Short exercise => Transcribe every line of the records verbatim.

Records for processing =>
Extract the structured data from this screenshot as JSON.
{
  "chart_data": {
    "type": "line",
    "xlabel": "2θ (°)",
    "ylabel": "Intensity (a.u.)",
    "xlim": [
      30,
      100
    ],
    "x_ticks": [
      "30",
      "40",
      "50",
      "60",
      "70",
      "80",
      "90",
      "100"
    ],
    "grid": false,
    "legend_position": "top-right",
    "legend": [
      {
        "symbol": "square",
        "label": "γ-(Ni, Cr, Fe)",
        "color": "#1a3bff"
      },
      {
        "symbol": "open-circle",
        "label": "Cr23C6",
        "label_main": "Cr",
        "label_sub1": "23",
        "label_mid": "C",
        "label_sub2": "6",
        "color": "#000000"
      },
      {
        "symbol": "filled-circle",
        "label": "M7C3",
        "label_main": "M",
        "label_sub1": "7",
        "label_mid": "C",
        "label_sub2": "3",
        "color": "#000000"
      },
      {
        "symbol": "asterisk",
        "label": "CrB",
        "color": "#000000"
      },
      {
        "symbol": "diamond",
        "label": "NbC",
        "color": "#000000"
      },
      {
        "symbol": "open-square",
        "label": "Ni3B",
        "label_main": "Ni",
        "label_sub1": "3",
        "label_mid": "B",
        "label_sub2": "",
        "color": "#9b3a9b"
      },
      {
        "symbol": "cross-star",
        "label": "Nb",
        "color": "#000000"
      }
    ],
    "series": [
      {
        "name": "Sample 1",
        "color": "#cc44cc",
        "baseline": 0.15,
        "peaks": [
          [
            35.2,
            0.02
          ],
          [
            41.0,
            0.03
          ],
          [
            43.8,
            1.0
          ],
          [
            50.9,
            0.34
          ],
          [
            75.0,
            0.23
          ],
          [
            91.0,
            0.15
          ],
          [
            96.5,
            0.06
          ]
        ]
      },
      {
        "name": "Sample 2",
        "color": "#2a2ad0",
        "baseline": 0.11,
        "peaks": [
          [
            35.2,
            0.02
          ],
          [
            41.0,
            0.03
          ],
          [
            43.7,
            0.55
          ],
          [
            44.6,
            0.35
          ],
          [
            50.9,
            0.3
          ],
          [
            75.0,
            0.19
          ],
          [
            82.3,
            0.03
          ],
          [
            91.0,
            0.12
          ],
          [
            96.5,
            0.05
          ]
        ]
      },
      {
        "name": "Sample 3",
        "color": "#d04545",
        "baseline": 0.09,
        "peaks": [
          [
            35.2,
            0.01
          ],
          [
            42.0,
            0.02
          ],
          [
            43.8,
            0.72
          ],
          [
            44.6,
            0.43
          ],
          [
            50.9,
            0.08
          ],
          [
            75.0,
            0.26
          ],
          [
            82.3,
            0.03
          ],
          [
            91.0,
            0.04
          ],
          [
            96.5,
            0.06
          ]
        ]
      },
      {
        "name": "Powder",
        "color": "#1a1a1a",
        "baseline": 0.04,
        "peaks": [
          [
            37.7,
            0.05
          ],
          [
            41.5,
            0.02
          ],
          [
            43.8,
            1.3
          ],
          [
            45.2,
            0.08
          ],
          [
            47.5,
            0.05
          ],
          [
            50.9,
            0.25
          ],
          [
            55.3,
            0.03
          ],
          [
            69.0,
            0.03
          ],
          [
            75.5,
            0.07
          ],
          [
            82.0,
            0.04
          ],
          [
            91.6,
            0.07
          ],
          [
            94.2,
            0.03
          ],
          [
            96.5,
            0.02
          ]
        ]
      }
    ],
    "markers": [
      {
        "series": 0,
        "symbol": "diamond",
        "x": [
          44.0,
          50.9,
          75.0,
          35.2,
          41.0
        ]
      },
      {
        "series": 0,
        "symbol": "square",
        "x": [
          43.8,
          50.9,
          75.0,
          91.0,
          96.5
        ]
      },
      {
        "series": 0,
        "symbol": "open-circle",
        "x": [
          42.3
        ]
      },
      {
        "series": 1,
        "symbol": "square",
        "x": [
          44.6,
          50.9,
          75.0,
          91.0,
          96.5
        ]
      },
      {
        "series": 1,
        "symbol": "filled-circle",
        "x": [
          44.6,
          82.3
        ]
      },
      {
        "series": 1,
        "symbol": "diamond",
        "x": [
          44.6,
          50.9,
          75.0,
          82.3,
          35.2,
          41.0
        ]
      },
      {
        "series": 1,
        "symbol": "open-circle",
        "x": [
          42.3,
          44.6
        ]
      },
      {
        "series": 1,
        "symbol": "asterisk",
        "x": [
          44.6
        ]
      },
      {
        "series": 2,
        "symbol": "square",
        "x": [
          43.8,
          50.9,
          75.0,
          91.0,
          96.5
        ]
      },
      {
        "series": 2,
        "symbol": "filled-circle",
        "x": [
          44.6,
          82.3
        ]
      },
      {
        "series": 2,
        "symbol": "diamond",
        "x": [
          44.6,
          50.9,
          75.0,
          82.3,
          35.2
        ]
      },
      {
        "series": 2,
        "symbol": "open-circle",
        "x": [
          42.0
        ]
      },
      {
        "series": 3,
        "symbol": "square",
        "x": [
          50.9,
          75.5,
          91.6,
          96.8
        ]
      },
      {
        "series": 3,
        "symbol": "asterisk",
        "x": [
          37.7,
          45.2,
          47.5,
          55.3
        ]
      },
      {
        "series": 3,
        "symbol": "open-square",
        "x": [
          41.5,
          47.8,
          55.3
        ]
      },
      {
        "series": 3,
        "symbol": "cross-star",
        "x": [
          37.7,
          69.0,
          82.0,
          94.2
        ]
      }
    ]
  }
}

Answer for the task =>
Extract the structured data from this screenshot as JSON.
{
  "chart_data": {
    "type": "line",
    "xlabel": "2θ (°)",
    "ylabel": "Intensity (a.u.)",
    "xlim": [
      30,
      100
    ],
    "x_ticks": [
      "30",
      "40",
      "50",
      "60",
      "70",
      "80",
      "90",
      "100"
    ],
    "grid": false,
    "legend_position": "top-right",
    "legend": [
      {
        "symbol": "square",
        "label": "γ-(Ni, Cr, Fe)",
        "color": "#1a3bff"
      },
      {
        "symbol": "open-circle",
        "label": "Cr23C6",
        "label_main": "Cr",
        "label_sub1": "23",
        "label_mid": "C",
        "label_sub2": "6",
        "color": "#000000"
      },
      {
        "symbol": "filled-circle",
        "label": "M7C3",
        "label_main": "M",
        "label_sub1": "7",
        "label_mid": "C",
        "label_sub2": "3",
        "color": "#000000"
      },
      {
        "symbol": "asterisk",
        "label": "CrB",
        "color": "#000000"
      },
      {
        "symbol": "diamond",
        "label": "NbC",
        "color": "#000000"
      },
      {
        "symbol": "open-square",
        "label": "Ni3B",
        "label_main": "Ni",
        "label_sub1": "3",
        "label_mid": "B",
        "label_sub2": "",
        "color": "#9b3a9b"
      },
      {
        "symbol": "cross-star",
        "label": "Nb",
        "color": "#000000"
      }
    ],
    "series": [
      {
        "name": "Sample 1",
        "color": "#cc44cc",
        "baseline": 0.15,
        "peaks": [
          [
            35.2,
            0.02
          ],
          [
            41.0,
            0.03
          ],
          [
            43.8,
            1.0
          ],
          [
            50.9,
            0.34
          ],
          [
            75.0,
            0.23
          ],
          [
            91.0,
            0.15
          ],
          [
            96.5,
            0.06
          ]
        ]
      },
      {
        "name": "Sample 2",
        "color": "#2a2ad0",
        "baseline": 0.11,
        "peaks": [
          [
            35.2,
            0.02
          ],
          [
            41.0,
            0.03
          ],
          [
            43.7,
            0.55
          ],
          [
            44.6,
            0.35
          ],
          [
            50.9,
            0.3
          ],
          [
            75.0,
            0.19
          ],
          [
            82.3,
            0.03
          ],
          [
            91.0,
            0.12
          ],
          [
            96.5,
            0.05
          ]
        ]
      },
      {
        "name": "Sample 3",
        "color": "#d04545",
        "baseline": 0.09,
        "peaks": [
          [
            35.2,
            0.01
          ],
          [
            42.0,
            0.02
          ],
          [
            43.8,
            0.72
          ],
          [
            44.6,
            0.43
          ],
          [
            50.9,
            0.08
          ],
          [
            75.0,
            0.26
          ],
          [
            82.3,
            0.03
          ],
          [
            91.0,
            0.04
          ],
          [
            96.5,
            0.06
          ]
        ]
      },
      {
        "name": "Powder",
        "color": "#1a1a1a",
        "baseline": 0.04,
        "peaks": [
          [
            37.7,
            0.05
          ],
          [
            41.5,
            0.02
          ],
          [
            43.8,
            1.3
          ],
          [
            45.2,
            0.08
          ],
          [
            47.5,
            0.05
          ],
          [
            50.9,
            0.25
          ],
          [
            55.3,
            0.03
          ],
          [
            69.0,
            0.03
          ],
          [
            75.5,
            0.07
          ],
          [
            82.0,
            0.04
          ],
          [
            91.6,
            0.07
          ],
          [
            94.2,
            0.03
          ],
          [
            96.5,
            0.02
          ]
        ]
      }
    ],
    "markers": [
      {
        "series": 0,
        "symbol": "diamond",
        "x": [
          44.0,
          50.9,
          75.0,
          35.2,
          41.0
        ]
      },
      {
        "series": 0,
        "symbol": "square",
        "x": [
          43.8,
          50.9,
          75.0,
          91.0,
          96.5
        ]
      },
      {
        "series": 0,
        "symbol": "open-circle",
        "x": [
          42.3
        ]
      },
      {
        "series": 1,
        "symbol": "square",
        "x": [
          44.6,
          50.9,
          75.0,
          91.0,
          96.5
        ]
      },
      {
        "series": 1,
        "symbol": "filled-circle",
        "x": [
          44.6,
          82.3
        ]
      },
      {
        "series": 1,
        "symbol": "diamond",
        "x": [
          44.6,
          50.9,
          75.0,
          82.3,
          35.2,
          41.0
        ]
      },
      {
        "series": 1,
        "symbol": "open-circle",
        "x": [
          42.3,
          44.6
        ]
      },
      {
        "series": 1,
        "symbol": "asterisk",
        "x": [
          44.6
        ]
      },
      {
        "series": 2,
        "symbol": "square",
        "x": [
          43.8,
          50.9,
          75.0,
          91.0,
          96.5
        ]
      },
      {
        "series": 2,
        "symbol": "filled-circle",
        "x": [
          44.6,
          82.3
        ]
      },
      {
        "series": 2,
        "symbol": "diamond",
        "x": [
          44.6,
          50.9,
          75.0,
          82.3,
          35.2
        ]
      },
      {
        "series": 2,
        "symbol": "open-circle",
        "x": [
          42.0
        ]
      },
      {
        "series": 3,
        "symbol": "square",
        "x": [
          50.9,
          75.5,
          91.6,
          96.8
        ]
      },
      {
        "series": 3,
        "symbol": "asterisk",
        "x": [
          37.7,
          45.2,
          47.5,
          55.3
        ]
      },
      {
        "series": 3,
        "symbol": "open-square",
        "x": [
          41.5,
          47.8,
          55.3
        ]
      },
      {
        "series": 3,
        "symbol": "cross-star",
        "x": [
          37.7,
          69.0,
          82.0,
          94.2
        ]
      }
    ]
  }
}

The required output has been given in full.